## [Recorded data]
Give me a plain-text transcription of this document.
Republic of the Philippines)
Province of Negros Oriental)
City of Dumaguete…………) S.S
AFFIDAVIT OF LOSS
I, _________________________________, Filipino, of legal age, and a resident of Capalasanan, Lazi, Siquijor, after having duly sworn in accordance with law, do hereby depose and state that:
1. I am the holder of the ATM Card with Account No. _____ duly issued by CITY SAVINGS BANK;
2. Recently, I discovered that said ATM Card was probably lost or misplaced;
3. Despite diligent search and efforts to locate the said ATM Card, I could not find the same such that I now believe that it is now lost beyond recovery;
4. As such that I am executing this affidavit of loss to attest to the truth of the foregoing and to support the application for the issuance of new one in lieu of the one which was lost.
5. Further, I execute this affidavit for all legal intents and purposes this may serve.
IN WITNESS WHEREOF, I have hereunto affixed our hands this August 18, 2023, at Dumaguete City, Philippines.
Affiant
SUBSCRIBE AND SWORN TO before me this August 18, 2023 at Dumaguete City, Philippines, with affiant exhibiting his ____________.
--
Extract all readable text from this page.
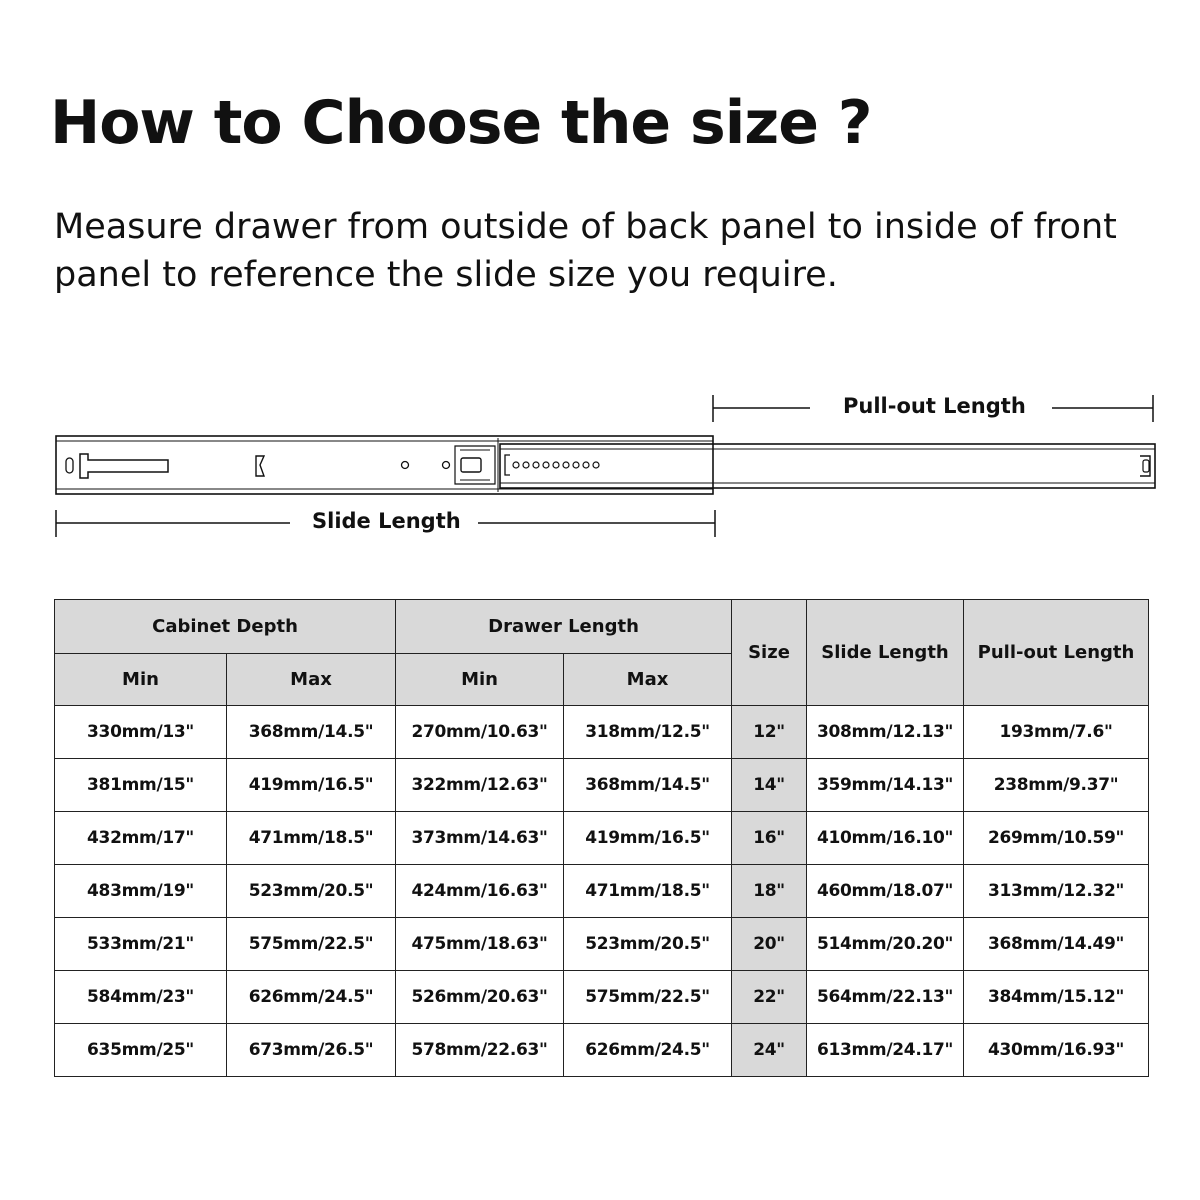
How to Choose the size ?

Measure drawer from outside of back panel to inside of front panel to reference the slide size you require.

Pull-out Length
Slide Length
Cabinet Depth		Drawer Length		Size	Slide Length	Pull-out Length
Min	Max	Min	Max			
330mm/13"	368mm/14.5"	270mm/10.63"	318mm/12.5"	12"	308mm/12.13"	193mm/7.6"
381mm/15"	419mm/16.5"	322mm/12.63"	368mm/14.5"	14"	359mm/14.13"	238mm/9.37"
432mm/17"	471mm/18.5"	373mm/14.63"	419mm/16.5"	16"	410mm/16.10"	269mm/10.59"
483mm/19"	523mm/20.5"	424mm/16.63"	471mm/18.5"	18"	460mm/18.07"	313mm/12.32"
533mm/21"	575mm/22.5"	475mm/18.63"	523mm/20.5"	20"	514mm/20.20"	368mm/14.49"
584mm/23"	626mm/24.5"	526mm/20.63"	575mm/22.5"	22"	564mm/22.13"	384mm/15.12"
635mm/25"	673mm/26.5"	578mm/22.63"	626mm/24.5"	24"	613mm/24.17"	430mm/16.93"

## [Instructions for the task]
Each line in the entries above that includes the string "text" should be extracted.

## [Result of this task]
Give me a plain-text transcription of this document.
Extract all readable text from this page.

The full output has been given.